Goal of the exercise: Without the pictures, reproduce the records that follow exactly.

[START Records for the exercise]

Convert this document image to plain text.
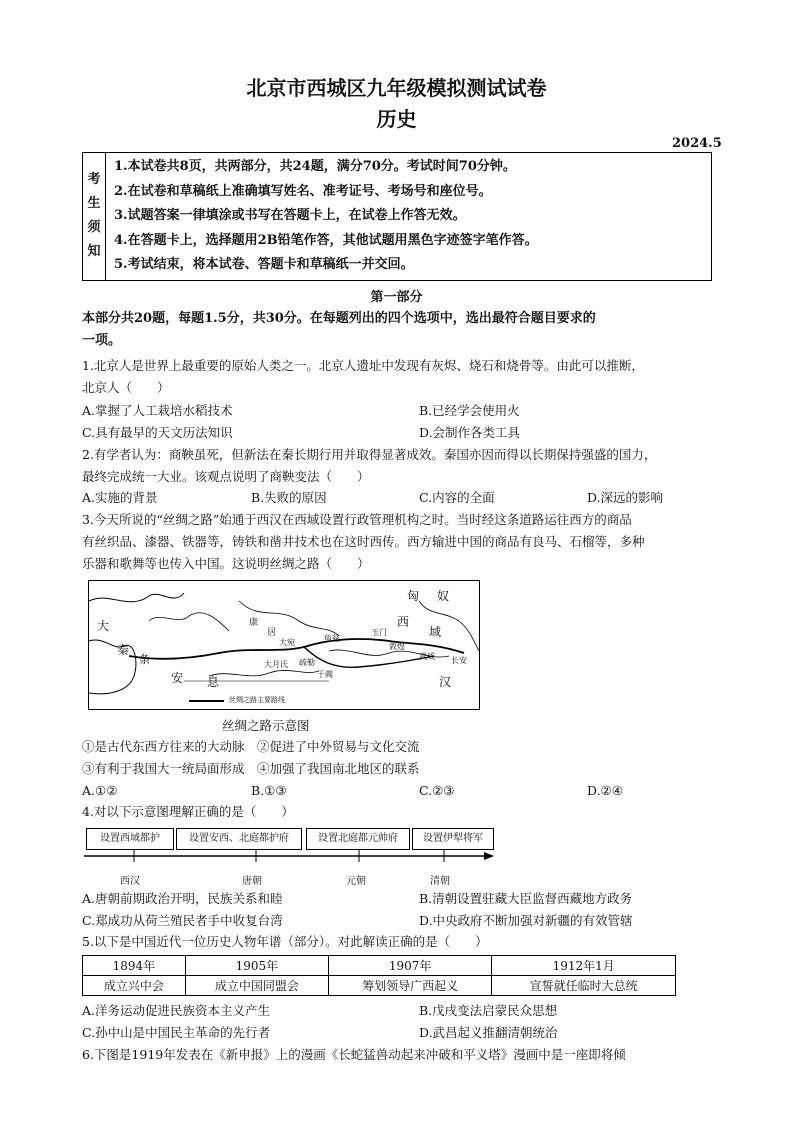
北京市西城区九年级模拟测试试卷
历史
2024.5
考
生
须
知

1.本试卷共8页，共两部分，共24题，满分70分。考试时间70分钟。
2.在试卷和草稿纸上准确填写姓名、准考证号、考场号和座位号。
3.试题答案一律填涂或书写在答题卡上，在试卷上作答无效。
4.在答题卡上，选择题用2B铅笔作答，其他试题用黑色字迹签字笔作答。
5.考试结束，将本试卷、答题卡和草稿纸一并交回。
第一部分
本部分共20题，每题1.5分，共30分。在每题列出的四个选项中，选出最符合题目要求的
一项。
1.北京人是世界上最重要的原始人类之一。北京人遗址中发现有灰烬、烧石和烧骨等。由此可以推断，
北京人（　　）
A.掌握了人工栽培水稻技术	B.已经学会使用火
C.具有最早的天文历法知识	D.会制作各类工具
2.有学者认为：商鞅虽死，但新法在秦长期行用并取得显著成效。秦国亦因而得以长期保持强盛的国力，
最终完成统一大业。该观点说明了商鞅变法（　　）
A.实施的背景	B.失败的原因	C.内容的全面	D.深远的影响
3.今天所说的“丝绸之路”始通于西汉在西域设置行政管理机构之时。当时经这条道路运往西方的商品
有丝织品、漆器、铁器等，铸铁和凿井技术也在这时西传。西方输进中国的商品有良马、石榴等，多种
乐器和歌舞等也传入中国。这说明丝绸之路（　　）
匈 奴
西
域
大
秦
条
安 息	汉
康
居
大宛
大月氏
龟兹
玉门
敦煌
长安
武威
于阗
疏勒
丝绸之路主要路线
丝绸之路示意图
①是古代东西方往来的大动脉　②促进了中外贸易与文化交流
③有利于我国大一统局面形成　④加强了我国南北地区的联系
A.①②	B.①③	C.②③	D.②④
4.对以下示意图理解正确的是（　　）
设置西域都护	设置安西、北庭都护府	设置北庭都元帅府	设置伊犁将军
西汉	唐朝	元朝	清朝
A.唐朝前期政治开明，民族关系和睦	B.清朝设置驻藏大臣监督西藏地方政务
C.郑成功从荷兰殖民者手中收复台湾	D.中央政府不断加强对新疆的有效管辖
5.以下是中国近代一位历史人物年谱（部分）。对此解读正确的是（　　）
1894年	1905年	1907年	1912年1月
成立兴中会	成立中国同盟会	筹划领导广西起义	宣誓就任临时大总统
A.洋务运动促进民族资本主义产生	B.戊戌变法启蒙民众思想
C.孙中山是中国民主革命的先行者	D.武昌起义推翻清朝统治
6.下图是1919年发表在《新申报》上的漫画《长蛇猛兽动起来冲破和平义塔》漫画中是一座即将倾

[END Records for the exercise]

Task solution:
Convert this document image to plain text.
北京市西城区九年级模拟测试试卷
历史
2024.5
考
生
须
知

1.本试卷共8页，共两部分，共24题，满分70分。考试时间70分钟。
2.在试卷和草稿纸上准确填写姓名、准考证号、考场号和座位号。
3.试题答案一律填涂或书写在答题卡上，在试卷上作答无效。
4.在答题卡上，选择题用2B铅笔作答，其他试题用黑色字迹签字笔作答。
5.考试结束，将本试卷、答题卡和草稿纸一并交回。
第一部分
本部分共20题，每题1.5分，共30分。在每题列出的四个选项中，选出最符合题目要求的
一项。
1.北京人是世界上最重要的原始人类之一。北京人遗址中发现有灰烬、烧石和烧骨等。由此可以推断，
北京人（　　）
A.掌握了人工栽培水稻技术	B.已经学会使用火
C.具有最早的天文历法知识	D.会制作各类工具
2.有学者认为：商鞅虽死，但新法在秦长期行用并取得显著成效。秦国亦因而得以长期保持强盛的国力，
最终完成统一大业。该观点说明了商鞅变法（　　）
A.实施的背景	B.失败的原因	C.内容的全面	D.深远的影响
3.今天所说的“丝绸之路”始通于西汉在西域设置行政管理机构之时。当时经这条道路运往西方的商品
有丝织品、漆器、铁器等，铸铁和凿井技术也在这时西传。西方输进中国的商品有良马、石榴等，多种
乐器和歌舞等也传入中国。这说明丝绸之路（　　）
匈 奴
西
域
大
秦
条
安 息	汉
康
居
大宛
大月氏
龟兹
玉门
敦煌
长安
武威
于阗
疏勒
丝绸之路主要路线
丝绸之路示意图
①是古代东西方往来的大动脉　②促进了中外贸易与文化交流
③有利于我国大一统局面形成　④加强了我国南北地区的联系
A.①②	B.①③	C.②③	D.②④
4.对以下示意图理解正确的是（　　）
设置西域都护	设置安西、北庭都护府	设置北庭都元帅府	设置伊犁将军
西汉	唐朝	元朝	清朝
A.唐朝前期政治开明，民族关系和睦	B.清朝设置驻藏大臣监督西藏地方政务
C.郑成功从荷兰殖民者手中收复台湾	D.中央政府不断加强对新疆的有效管辖
5.以下是中国近代一位历史人物年谱（部分）。对此解读正确的是（　　）
1894年	1905年	1907年	1912年1月
成立兴中会	成立中国同盟会	筹划领导广西起义	宣誓就任临时大总统
A.洋务运动促进民族资本主义产生	B.戊戌变法启蒙民众思想
C.孙中山是中国民主革命的先行者	D.武昌起义推翻清朝统治
6.下图是1919年发表在《新申报》上的漫画《长蛇猛兽动起来冲破和平义塔》漫画中是一座即将倾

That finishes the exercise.